● **SUPPLIED MATERIAL**:
============================================================

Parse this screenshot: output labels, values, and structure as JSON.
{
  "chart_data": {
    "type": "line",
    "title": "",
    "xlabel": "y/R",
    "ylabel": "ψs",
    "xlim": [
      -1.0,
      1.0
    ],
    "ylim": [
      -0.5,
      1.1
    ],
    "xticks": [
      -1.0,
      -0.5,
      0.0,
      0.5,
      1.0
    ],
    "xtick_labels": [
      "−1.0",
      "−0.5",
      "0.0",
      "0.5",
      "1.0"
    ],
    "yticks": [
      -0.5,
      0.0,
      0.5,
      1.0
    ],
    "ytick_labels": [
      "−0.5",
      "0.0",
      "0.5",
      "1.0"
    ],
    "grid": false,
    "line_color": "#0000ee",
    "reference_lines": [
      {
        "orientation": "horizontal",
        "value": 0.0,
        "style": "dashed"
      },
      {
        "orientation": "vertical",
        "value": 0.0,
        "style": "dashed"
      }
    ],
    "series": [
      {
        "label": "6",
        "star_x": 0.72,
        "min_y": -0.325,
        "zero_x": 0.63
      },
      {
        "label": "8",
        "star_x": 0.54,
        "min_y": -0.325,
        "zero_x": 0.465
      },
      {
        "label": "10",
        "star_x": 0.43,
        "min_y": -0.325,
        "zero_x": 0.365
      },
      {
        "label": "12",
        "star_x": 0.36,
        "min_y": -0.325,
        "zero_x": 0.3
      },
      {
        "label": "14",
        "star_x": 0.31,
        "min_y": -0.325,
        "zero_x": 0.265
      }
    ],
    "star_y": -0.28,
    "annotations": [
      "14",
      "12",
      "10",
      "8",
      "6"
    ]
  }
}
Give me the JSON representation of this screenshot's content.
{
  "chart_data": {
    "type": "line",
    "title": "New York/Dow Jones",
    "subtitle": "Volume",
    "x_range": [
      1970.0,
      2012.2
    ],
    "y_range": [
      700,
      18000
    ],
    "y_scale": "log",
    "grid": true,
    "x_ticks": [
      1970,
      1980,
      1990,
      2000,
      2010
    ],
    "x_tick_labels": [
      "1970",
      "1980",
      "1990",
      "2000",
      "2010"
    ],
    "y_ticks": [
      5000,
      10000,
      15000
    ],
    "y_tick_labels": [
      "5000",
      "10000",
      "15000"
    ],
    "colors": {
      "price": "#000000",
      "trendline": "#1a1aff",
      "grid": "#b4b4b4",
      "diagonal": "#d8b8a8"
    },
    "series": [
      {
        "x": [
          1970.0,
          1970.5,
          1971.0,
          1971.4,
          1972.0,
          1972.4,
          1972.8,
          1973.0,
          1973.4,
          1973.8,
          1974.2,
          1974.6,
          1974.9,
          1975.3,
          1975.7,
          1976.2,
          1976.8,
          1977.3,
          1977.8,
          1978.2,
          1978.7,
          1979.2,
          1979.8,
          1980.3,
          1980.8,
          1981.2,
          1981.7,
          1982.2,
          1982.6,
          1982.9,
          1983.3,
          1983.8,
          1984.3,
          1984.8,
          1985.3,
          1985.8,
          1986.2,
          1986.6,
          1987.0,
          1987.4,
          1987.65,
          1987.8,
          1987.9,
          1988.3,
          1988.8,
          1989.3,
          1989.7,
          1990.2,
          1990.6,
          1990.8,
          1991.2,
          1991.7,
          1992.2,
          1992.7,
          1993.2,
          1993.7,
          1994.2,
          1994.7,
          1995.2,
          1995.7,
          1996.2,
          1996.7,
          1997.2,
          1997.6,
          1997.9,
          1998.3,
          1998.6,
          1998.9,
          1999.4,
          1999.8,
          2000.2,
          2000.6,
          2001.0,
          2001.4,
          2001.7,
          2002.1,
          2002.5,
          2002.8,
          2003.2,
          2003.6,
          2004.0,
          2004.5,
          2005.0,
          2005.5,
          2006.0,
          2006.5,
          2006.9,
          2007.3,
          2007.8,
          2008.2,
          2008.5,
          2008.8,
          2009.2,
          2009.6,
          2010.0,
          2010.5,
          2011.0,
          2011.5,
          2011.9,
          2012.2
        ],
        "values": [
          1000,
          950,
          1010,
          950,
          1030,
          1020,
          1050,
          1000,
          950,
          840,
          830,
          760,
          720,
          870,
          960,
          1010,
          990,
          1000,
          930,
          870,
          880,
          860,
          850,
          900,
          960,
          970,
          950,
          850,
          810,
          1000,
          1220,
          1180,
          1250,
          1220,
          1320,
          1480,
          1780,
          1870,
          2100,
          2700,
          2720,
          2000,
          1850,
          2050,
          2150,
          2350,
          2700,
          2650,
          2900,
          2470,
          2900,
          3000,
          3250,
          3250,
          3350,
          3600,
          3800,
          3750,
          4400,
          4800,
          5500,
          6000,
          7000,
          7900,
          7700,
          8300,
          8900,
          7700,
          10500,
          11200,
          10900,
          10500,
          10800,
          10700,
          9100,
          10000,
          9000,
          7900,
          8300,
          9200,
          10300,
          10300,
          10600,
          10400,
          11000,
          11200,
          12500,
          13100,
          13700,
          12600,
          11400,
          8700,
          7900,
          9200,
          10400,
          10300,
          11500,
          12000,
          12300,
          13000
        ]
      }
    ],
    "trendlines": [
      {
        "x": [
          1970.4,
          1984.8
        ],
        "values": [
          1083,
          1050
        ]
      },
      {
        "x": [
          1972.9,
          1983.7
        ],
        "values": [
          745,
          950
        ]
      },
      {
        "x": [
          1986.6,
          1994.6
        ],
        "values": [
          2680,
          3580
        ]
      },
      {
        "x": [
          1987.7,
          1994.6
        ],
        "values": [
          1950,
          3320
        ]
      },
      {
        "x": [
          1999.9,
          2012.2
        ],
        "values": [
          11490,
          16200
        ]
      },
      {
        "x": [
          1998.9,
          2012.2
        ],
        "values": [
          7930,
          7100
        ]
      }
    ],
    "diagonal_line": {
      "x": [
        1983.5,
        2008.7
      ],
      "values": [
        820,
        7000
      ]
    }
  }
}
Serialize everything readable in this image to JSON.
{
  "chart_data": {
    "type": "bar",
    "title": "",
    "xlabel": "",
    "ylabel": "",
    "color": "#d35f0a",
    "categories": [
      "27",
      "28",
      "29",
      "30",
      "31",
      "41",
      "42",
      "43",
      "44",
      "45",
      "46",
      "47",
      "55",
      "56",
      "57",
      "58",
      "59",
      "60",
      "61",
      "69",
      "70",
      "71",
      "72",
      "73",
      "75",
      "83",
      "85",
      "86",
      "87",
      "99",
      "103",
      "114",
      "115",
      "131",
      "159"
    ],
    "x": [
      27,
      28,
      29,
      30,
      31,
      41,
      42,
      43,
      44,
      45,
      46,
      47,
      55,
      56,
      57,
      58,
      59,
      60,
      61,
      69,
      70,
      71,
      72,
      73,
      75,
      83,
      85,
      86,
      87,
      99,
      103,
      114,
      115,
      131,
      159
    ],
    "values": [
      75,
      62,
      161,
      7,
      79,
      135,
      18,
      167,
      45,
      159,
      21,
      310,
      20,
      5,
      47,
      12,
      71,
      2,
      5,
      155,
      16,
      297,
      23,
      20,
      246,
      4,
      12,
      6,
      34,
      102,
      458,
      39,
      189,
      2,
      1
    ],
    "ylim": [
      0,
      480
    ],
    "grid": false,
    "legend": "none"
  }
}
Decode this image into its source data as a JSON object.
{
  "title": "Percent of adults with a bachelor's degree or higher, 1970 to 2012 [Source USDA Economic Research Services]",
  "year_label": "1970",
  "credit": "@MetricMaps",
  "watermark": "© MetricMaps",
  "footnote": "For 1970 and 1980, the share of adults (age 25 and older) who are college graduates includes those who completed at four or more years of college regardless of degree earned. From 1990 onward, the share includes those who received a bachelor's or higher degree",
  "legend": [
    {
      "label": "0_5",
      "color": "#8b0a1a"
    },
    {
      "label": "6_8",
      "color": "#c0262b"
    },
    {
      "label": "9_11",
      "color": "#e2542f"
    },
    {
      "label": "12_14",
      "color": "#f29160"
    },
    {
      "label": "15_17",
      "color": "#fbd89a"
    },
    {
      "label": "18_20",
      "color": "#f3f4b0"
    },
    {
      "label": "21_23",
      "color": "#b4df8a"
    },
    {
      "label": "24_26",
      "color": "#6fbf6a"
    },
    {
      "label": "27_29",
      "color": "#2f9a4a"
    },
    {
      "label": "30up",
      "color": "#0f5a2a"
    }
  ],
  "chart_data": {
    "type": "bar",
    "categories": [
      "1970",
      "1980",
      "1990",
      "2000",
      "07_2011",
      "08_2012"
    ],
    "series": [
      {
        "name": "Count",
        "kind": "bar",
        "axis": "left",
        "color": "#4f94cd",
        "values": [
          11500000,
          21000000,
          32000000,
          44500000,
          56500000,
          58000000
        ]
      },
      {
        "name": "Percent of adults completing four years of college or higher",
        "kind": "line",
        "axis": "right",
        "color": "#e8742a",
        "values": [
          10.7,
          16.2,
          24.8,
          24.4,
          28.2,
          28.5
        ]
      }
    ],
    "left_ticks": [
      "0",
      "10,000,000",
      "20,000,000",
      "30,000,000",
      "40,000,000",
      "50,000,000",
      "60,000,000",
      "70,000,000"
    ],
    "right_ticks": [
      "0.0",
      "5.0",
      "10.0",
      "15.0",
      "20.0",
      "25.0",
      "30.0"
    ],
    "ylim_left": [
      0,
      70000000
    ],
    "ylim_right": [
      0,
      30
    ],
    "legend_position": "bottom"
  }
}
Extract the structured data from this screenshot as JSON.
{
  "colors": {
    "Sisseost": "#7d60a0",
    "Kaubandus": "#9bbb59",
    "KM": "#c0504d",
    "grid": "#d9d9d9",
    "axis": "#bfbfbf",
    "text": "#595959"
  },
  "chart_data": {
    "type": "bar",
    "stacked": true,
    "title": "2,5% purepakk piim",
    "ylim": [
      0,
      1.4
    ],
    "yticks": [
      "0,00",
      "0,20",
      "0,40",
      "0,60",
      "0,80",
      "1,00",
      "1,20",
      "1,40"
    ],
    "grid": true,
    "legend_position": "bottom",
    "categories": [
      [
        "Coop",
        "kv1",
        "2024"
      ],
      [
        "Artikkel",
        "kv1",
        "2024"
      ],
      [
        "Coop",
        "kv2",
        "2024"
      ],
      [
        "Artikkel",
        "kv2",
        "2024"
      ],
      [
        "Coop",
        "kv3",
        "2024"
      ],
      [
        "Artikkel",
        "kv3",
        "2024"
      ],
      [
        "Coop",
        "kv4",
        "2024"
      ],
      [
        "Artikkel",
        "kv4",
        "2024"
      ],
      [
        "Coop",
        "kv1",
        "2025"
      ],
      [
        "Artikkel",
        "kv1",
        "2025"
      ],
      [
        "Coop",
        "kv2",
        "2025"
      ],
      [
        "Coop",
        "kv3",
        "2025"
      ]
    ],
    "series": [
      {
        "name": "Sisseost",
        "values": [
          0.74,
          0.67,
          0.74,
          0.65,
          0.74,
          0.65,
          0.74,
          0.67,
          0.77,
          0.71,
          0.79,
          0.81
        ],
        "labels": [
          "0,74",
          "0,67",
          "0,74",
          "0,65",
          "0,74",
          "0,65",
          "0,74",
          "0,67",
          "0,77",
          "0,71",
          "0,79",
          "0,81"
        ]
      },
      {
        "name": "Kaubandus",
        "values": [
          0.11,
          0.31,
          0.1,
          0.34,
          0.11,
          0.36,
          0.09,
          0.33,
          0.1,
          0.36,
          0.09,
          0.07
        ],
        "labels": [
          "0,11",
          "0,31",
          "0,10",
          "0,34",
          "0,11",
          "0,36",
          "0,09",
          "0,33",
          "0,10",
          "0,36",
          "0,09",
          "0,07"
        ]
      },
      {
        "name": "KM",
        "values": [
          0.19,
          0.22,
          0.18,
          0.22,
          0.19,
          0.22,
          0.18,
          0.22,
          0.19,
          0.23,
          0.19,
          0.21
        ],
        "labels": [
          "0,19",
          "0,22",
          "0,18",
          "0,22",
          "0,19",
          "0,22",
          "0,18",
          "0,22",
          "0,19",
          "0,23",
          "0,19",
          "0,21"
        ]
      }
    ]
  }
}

============================================================

● **TASK PROMPT**: Lines containing the word "screenshot" are to be tallied; report only the total.

● **RESPONSE TO THE EXERCISE**: 3